* [What you need to do]:
Look through the data for the string "Introduction". Copy every line where it is found.

* * * * *

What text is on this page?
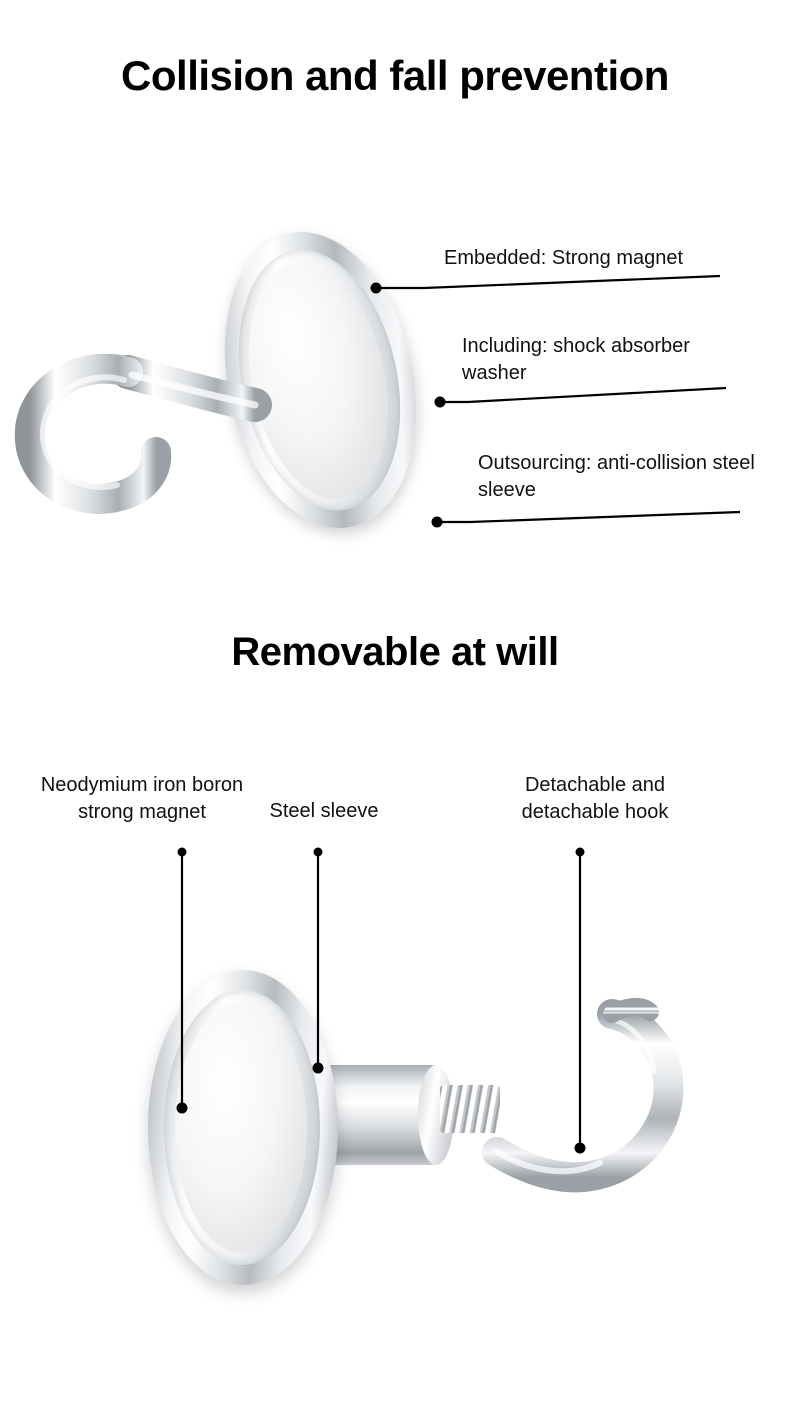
Collision and fall prevention
Removable at will
Embedded: Strong magnet
Including: shock absorber washer
Outsourcing: anti-collision steel sleeve
Neodymium iron boron strong magnet	Steel sleeve
Detachable and detachable hook
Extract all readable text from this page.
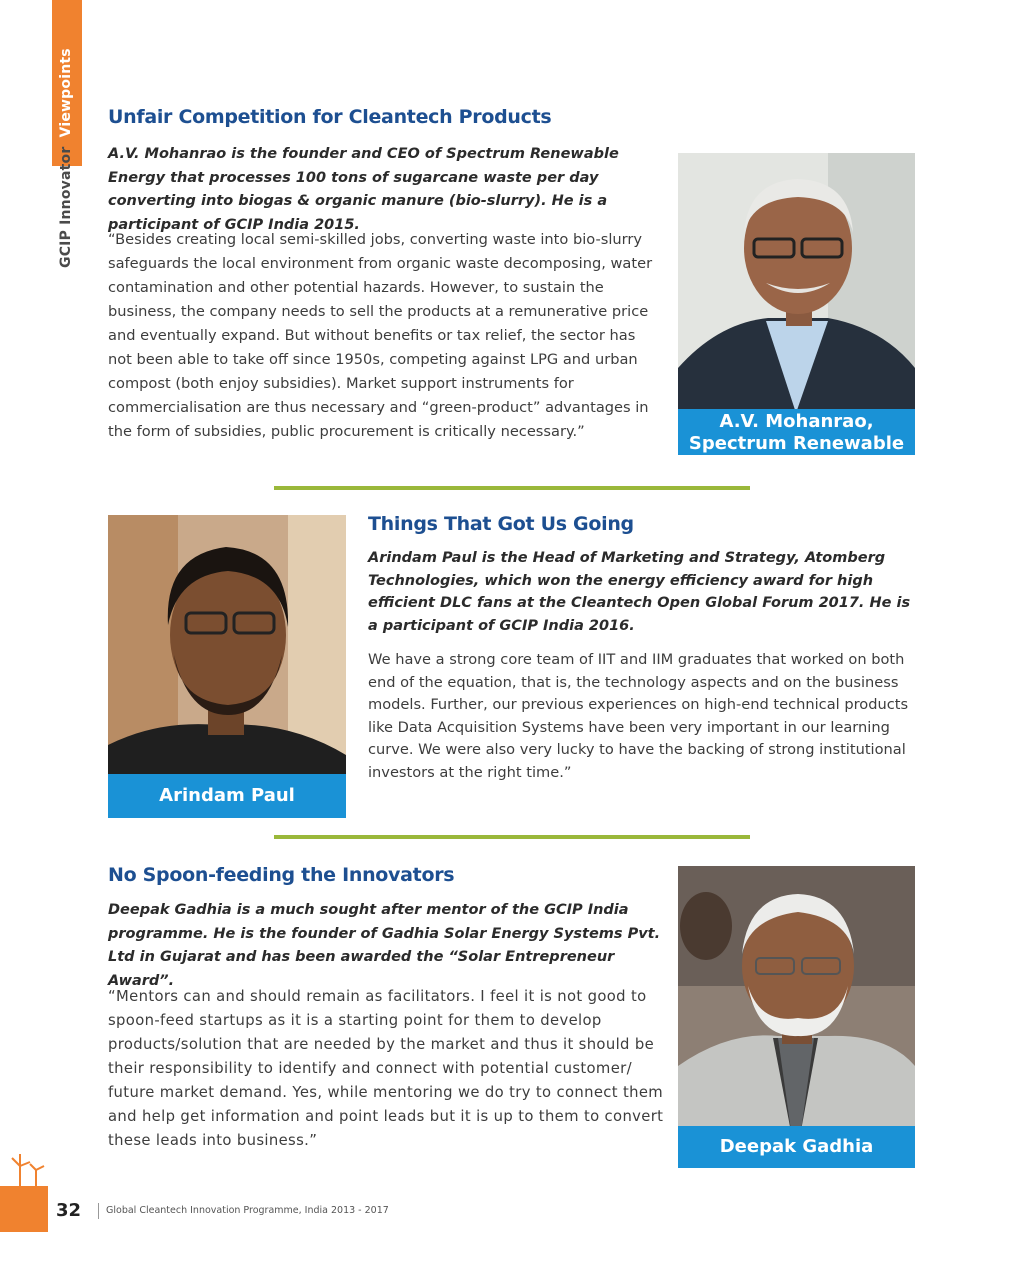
GCIP Innovator Viewpoints	Unfair Competition for Cleantech Products
A.V. Mohanrao is the founder and CEO of Spectrum Renewable Energy that processes 100 tons of sugarcane waste per day converting into biogas & organic manure (bio-slurry). He is a participant of GCIP India 2015.
“Besides creating local semi-skilled jobs, converting waste into bio-slurry safeguards the local environment from organic waste decomposing, water contamination and other potential hazards. However, to sustain the business, the company needs to sell the products at a remunerative price and eventually expand. But without benefits or tax relief, the sector has not been able to take off since 1950s, competing against LPG and urban compost (both enjoy subsidies). Market support instruments for commercialisation are thus necessary and “green-product” advantages in the form of subsidies, public procurement is critically necessary.”	A.V. Mohanrao, Spectrum Renewable Energy
Arindam Paul
Things That Got Us Going
Arindam Paul is the Head of Marketing and Strategy, Atomberg Technologies, which won the energy efficiency award for high efficient DLC fans at the Cleantech Open Global Forum 2017. He is a participant of GCIP India 2016.
We have a strong core team of IIT and IIM graduates that worked on both end of the equation, that is, the technology aspects and on the business models. Further, our previous experiences on high-end technical products like Data Acquisition Systems have been very important in our learning curve. We were also very lucky to have the backing of strong institutional investors at the right time.”
No Spoon-feeding the Innovators
Deepak Gadhia is a much sought after mentor of the GCIP India programme. He is the founder of Gadhia Solar Energy Systems Pvt. Ltd in Gujarat and has been awarded the “Solar Entrepreneur Award”.
“Mentors can and should remain as facilitators. I feel it is not good to spoon-feed startups as it is a starting point for them to develop products/solution that are needed by the market and thus it should be their responsibility to identify and connect with potential customer/ future market demand. Yes, while mentoring we do try to connect them and help get information and point leads but it is up to them to convert these leads into business.”	Deepak Gadhia
32	Global Cleantech Innovation Programme, India 2013 - 2017
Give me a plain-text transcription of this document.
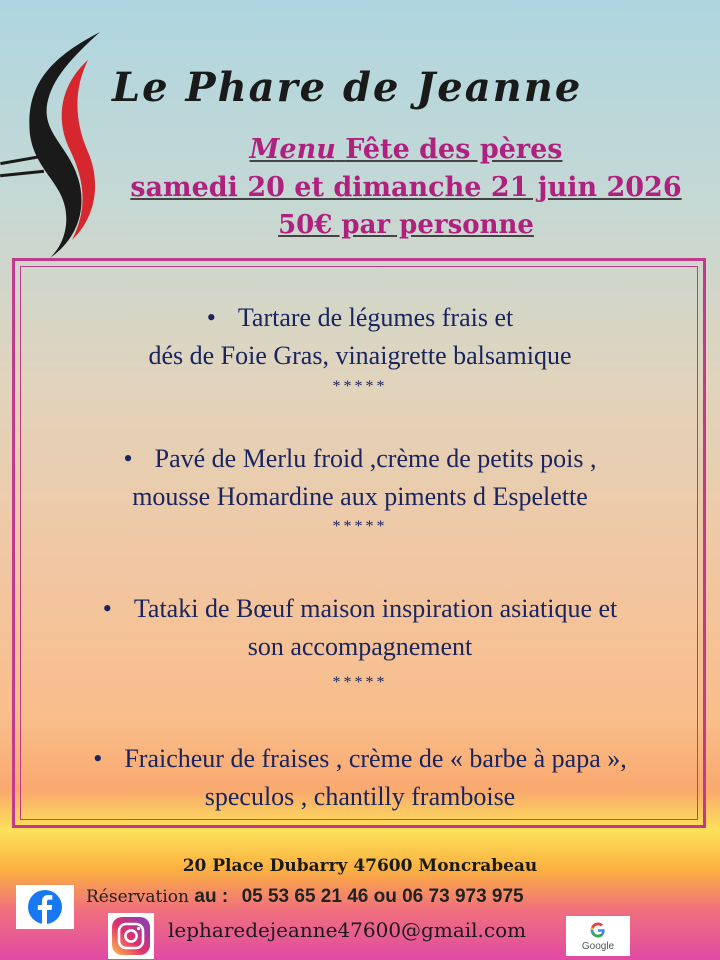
Le Phare de Jeanne
Menu Fête des pères
samedi 20 et dimanche 21 juin 2026
50€ par personne
• Tartare de légumes frais et
dés de Foie Gras, vinaigrette balsamique
*****
• Pavé de Merlu froid ,crème de petits pois ,
mousse Homardine aux piments d Espelette
*****
• Tataki de Bœuf maison inspiration asiatique et
son accompagnement
*****
• Fraicheur de fraises , crème de « barbe à papa »,
speculos , chantilly framboise
20 Place Dubarry 47600 Moncrabeau
Réservation au : 05 53 65 21 46 ou 06 73 973 975
lepharedejeanne47600@gmail.com
Google
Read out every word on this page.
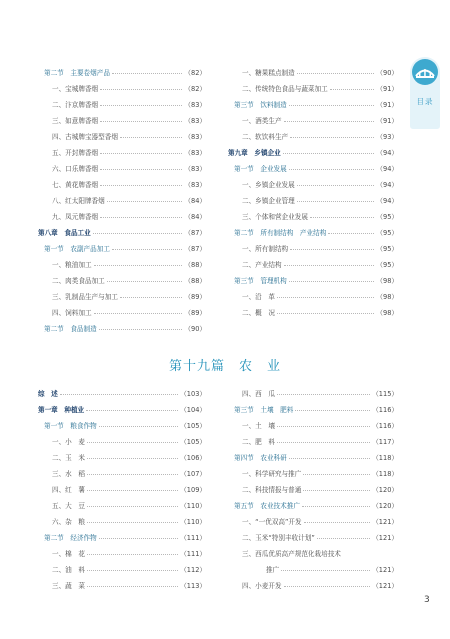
目录
第十九篇　农　业
3
第二节　主要卷烟产品	（82）
一、宝城牌香烟	（82）
二、汴京牌香烟	（83）
三、如意牌香烟	（83）
四、古城牌宝器型香烟	（83）
五、开封牌香烟	（83）
六、口乐牌香烟	（83）
七、黄花牌香烟	（83）
八、红太阳牌香烟	（84）
九、凤元牌香烟	（84）
第八章　食品工业	（87）
第一节　农副产品加工	（87）
一、粮油加工	（88）
二、肉类食品加工	（88）
三、乳制品生产与加工	（89）
四、饲料加工	（89）
第二节　食品制造	（90）
一、糖果糕点制造	（90）
二、传统特色食品与蔬菜加工	（91）
第三节　饮料制造	（91）
一、酒类生产	（91）
二、软饮料生产	（93）
第九章　乡镇企业	（94）
第一节　企业发展	（94）
一、乡镇企业发展	（94）
二、乡镇企业管理	（94）
三、个体和营企业发展	（95）
第二节　所有制结构　产业结构	（95）
一、所有制结构	（95）
二、产业结构	（95）
第三节　管理机构	（98）
一、沿　革	（98）
二、概　况	（98）
综　述	（103）
第一章　种植业	（104）
第一节　粮食作物	（105）
一、小　麦	（105）
二、玉　米	（106）
三、水　稻	（107）
四、红　薯	（109）
五、大　豆	（110）
六、杂　粮	（110）
第二节　经济作物	（111）
一、棉　花	（111）
二、油　料	（112）
三、蔬　菜	（113）
四、西　瓜	（115）
第三节　土壤　肥料	（116）
一、土　壤	（116）
二、肥　料	（117）
第四节　农业科研	（118）
一、科学研究与推广	（118）
二、科技情报与普通	（120）
第五节　农业技术推广	（120）
一、“一优双高”开发	（121）
二、玉米“特别丰收计划”	（121）
三、西瓜优质高产规范化栽培技术
推广	（121）
四、小麦开发	（121）
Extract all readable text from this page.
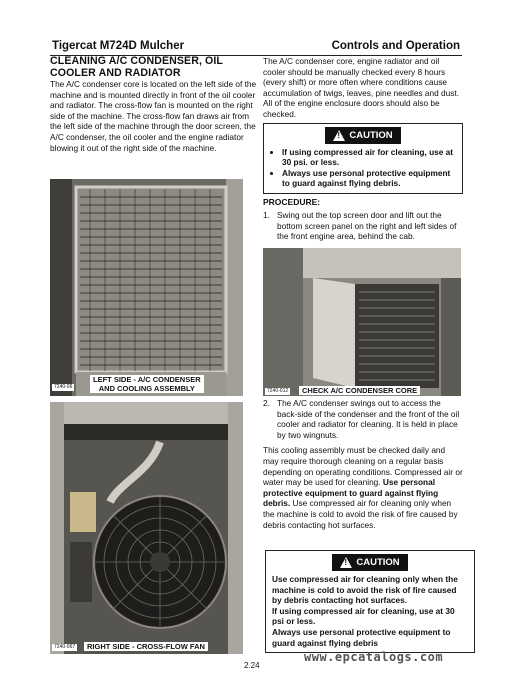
Tigercat M724D Mulcher	Controls and Operation
CLEANING A/C CONDENSER, OIL COOLER AND RADIATOR

The A/C condenser core is located on the left side of the machine and is mounted directly in front of the oil cooler and radiator. The cross-flow fan is mounted on the right side of the machine. The cross-flow fan draws air from the left side of the machine through the door screen, the A/C condenser, the oil cooler and the engine radiator blowing it out of the right side of the machine.

7240-06
LEFT SIDE - A/C CONDENSER
AND COOLING ASSEMBLY
7240-067	RIGHT SIDE - CROSS-FLOW FAN

The A/C condenser core, engine radiator and oil cooler should be manually checked every 8 hours (every shift) or more often where conditions cause accumulation of twigs, leaves, pine needles and dust. All of the engine enclosure doors should also be checked.

! CAUTION
• If using compressed air for cleaning, use at 30 psi. or less.
• Always use personal protective equipment to guard against flying debris.
PROCEDURE:
1. Swing out the top screen door and lift out the bottom screen panel on the right and left sides of the front engine area, behind the cab.
7240-012	CHECK A/C CONDENSER CORE
2. The A/C condenser swings out to access the back-side of the condenser and the front of the oil cooler and radiator for cleaning. It is held in place by two wingnuts.

This cooling assembly must be checked daily and may require thorough cleaning on a regular basis depending on operating conditions. Compressed air or water may be used for cleaning. Use personal protective equipment to guard against flying debris. Use compressed air for cleaning only when the machine is cold to avoid the risk of fire caused by debris contacting hot surfaces.

! CAUTION

Use compressed air for cleaning only when the machine is cold to avoid the risk of fire caused by debris contacting hot surfaces.

If using compressed air for cleaning, use at 30 psi or less.

Always use personal protective equipment to guard against flying debris

2.24
www.epcatalogs.com
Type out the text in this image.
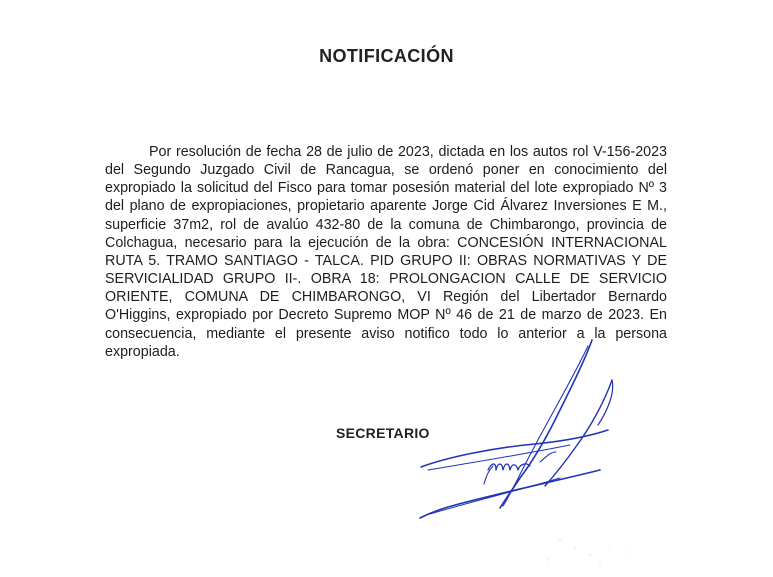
NOTIFICACIÓN

Por resolución de fecha 28 de julio de 2023, dictada en los autos rol V-156-2023 del Segundo Juzgado Civil de Rancagua, se ordenó poner en conocimiento del expropiado la solicitud del Fisco para tomar posesión material del lote expropiado Nº 3 del plano de expropiaciones, propietario aparente Jorge Cid Álvarez Inversiones E M., superficie 37m2, rol de avalúo 432-80 de la comuna de Chimbarongo, provincia de Colchagua, necesario para la ejecución de la obra: CONCESIÓN INTERNACIONAL RUTA 5. TRAMO SANTIAGO - TALCA. PID GRUPO II: OBRAS NORMATIVAS Y DE SERVICIALIDAD GRUPO II-. OBRA 18: PROLONGACION CALLE DE SERVICIO ORIENTE, COMUNA DE CHIMBARONGO, VI Región del Libertador Bernardo O'Higgins, expropiado por Decreto Supremo MOP Nº 46 de 21 de marzo de 2023. En consecuencia, mediante el presente aviso notifico todo lo anterior a la persona expropiada.

SECRETARIO
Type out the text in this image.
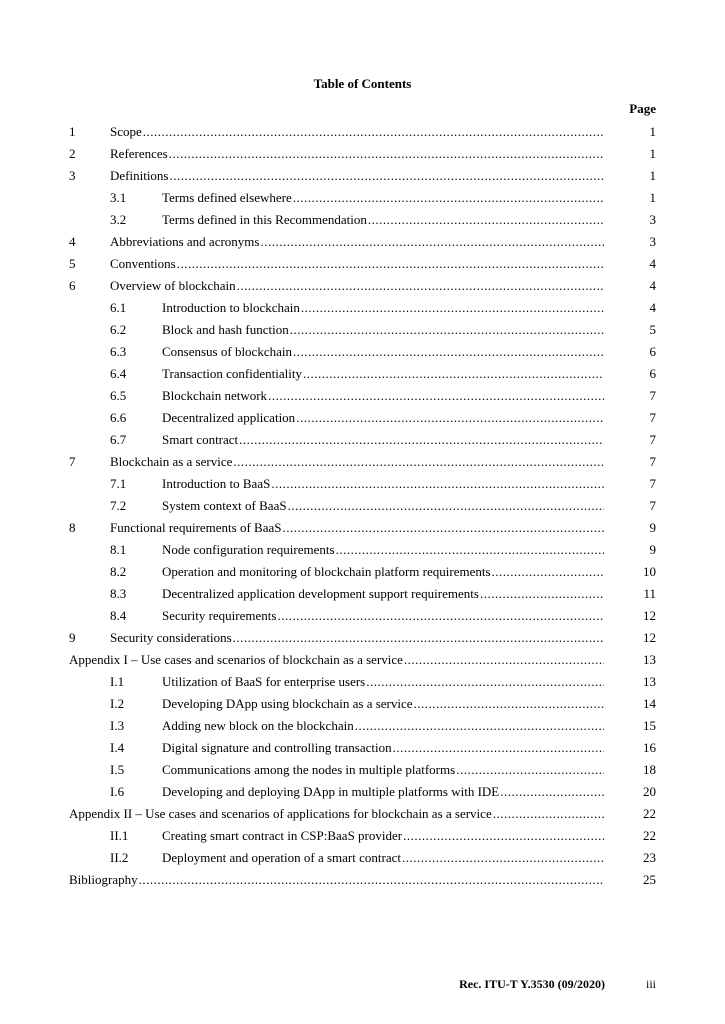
Table of Contents
Page
1	Scope .....	1
2	References .....	1
3	Definitions .....	1
3.1	Terms defined elsewhere .....	1
3.2	Terms defined in this Recommendation .....	3
4	Abbreviations and acronyms .....	3
5	Conventions .....	4
6	Overview of blockchain .....	4
6.1	Introduction to blockchain .....	4
6.2	Block and hash function .....	5
6.3	Consensus of blockchain .....	6
6.4	Transaction confidentiality .....	6
6.5	Blockchain network .....	7
6.6	Decentralized application .....	7
6.7	Smart contract .....	7
7	Blockchain as a service .....	7
7.1	Introduction to BaaS .....	7
7.2	System context of BaaS .....	7
8	Functional requirements of BaaS .....	9
8.1	Node configuration requirements .....	9
8.2	Operation and monitoring of blockchain platform requirements .....	10
8.3	Decentralized application development support requirements .....	11
8.4	Security requirements .....	12
9	Security considerations .....	12
Appendix I – Use cases and scenarios of blockchain as a service .....	13
I.1	Utilization of BaaS for enterprise users .....	13
I.2	Developing DApp using blockchain as a service .....	14
I.3	Adding new block on the blockchain .....	15
I.4	Digital signature and controlling transaction .....	16
I.5	Communications among the nodes in multiple platforms .....	18
I.6	Developing and deploying DApp in multiple platforms with IDE .....	20
Appendix II – Use cases and scenarios of applications for blockchain as a service .....	22
II.1	Creating smart contract in CSP:BaaS provider .....	22
II.2	Deployment and operation of a smart contract .....	23
Bibliography .....	25
Rec. ITU-T Y.3530 (09/2020)	iii
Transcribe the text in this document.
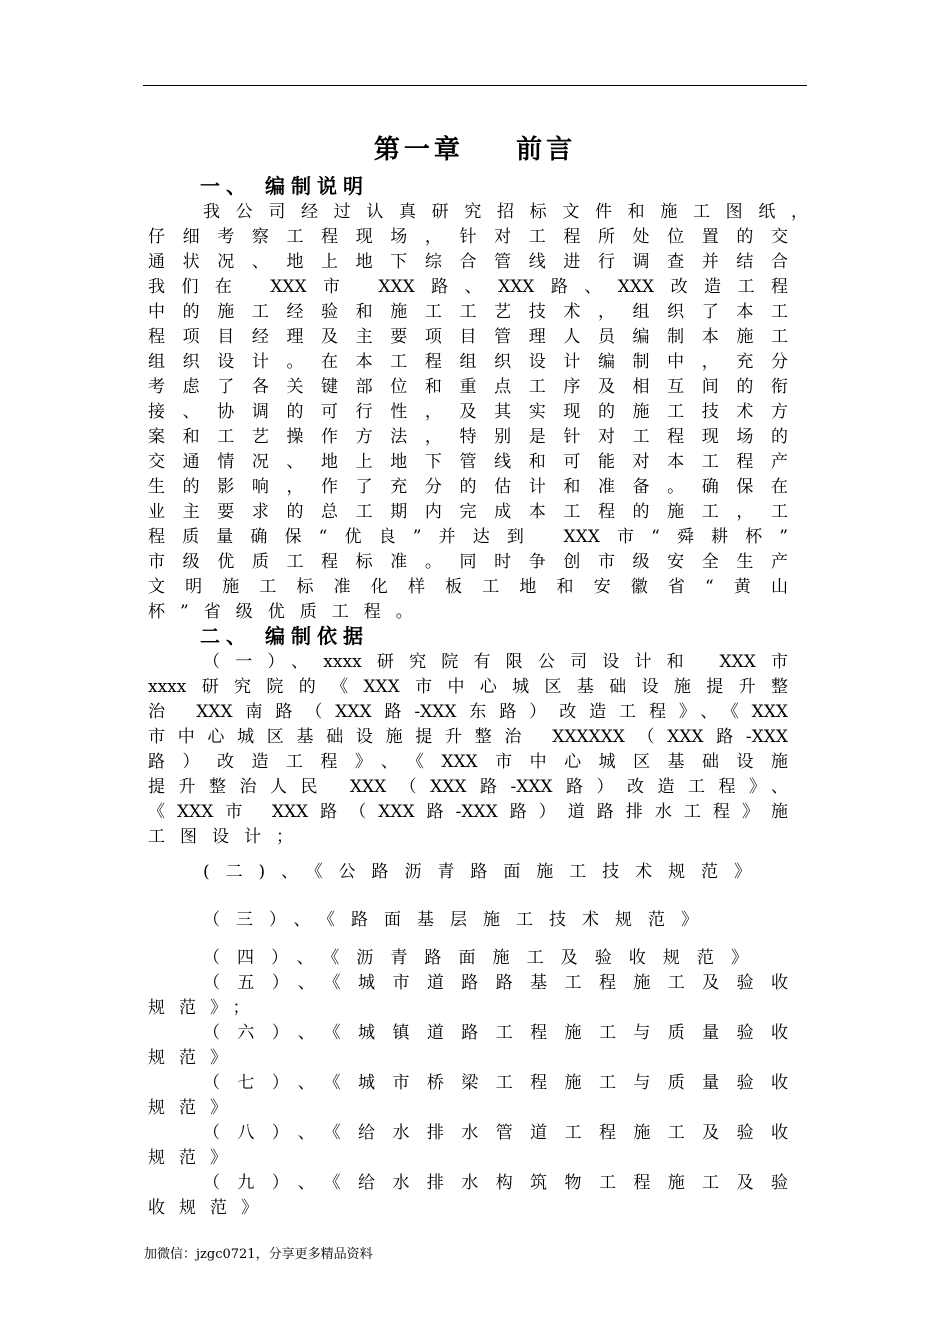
第一章    前言
一、 编制说明
我公司经过认真研究招标文件和施工图纸，
仔细考察工程现场，针对工程所处位置的交
通状况、地上地下综合管线进行调查并结合
我们在 XXX市 XXX路、XXX路、XXX改造工程
中的施工经验和施工工艺技术，组织了本工
程项目经理及主要项目管理人员编制本施工
组织设计。在本工程组织设计编制中，充分
考虑了各关键部位和重点工序及相互间的衔
接、协调的可行性，及其实现的施工技术方
案和工艺操作方法，特别是针对工程现场的
交通情况、地上地下管线和可能对本工程产
生的影响，作了充分的估计和准备。确保在
业主要求的总工期内完成本工程的施工，工
程质量确保“优良”并达到 XXX市“舜耕杯”
市级优质工程标准。同时争创市级安全生产
文明施工标准化样板工地和安徽省“黄山
杯”省级优质工程。
二、 编制依据
（一）、xxxx研究院有限公司设计和 XXX市
xxxx研究院的《XXX市中心城区基础设施提升整
治 XXX南路（XXX路-XXX东路）改造工程》、《XXX
市中心城区基础设施提升整治 XXXXXX（XXX路-XXX
路）改造工程》、《XXX市中心城区基础设施
提升整治人民 XXX（XXX路-XXX路）改造工程》、
《XXX市 XXX路（XXX路-XXX路）道路排水工程》施
工图设计；
(二)、《公路沥青路面施工技术规范》
（三）、《路面基层施工技术规范》
（四）、《沥青路面施工及验收规范》
（五）、《城市道路路基工程施工及验收
规范》；
（六）、《城镇道路工程施工与质量验收
规范》
（七）、《城市桥梁工程施工与质量验收
规范》
（八）、《给水排水管道工程施工及验收
规范》
（九）、《给水排水构筑物工程施工及验
收规范》
加微信：jzgc0721，分享更多精品资料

* * * * *

* [Solved exercise]:
6.1	Introduction to blockchain .....	4
7.1	Introduction to BaaS .....	7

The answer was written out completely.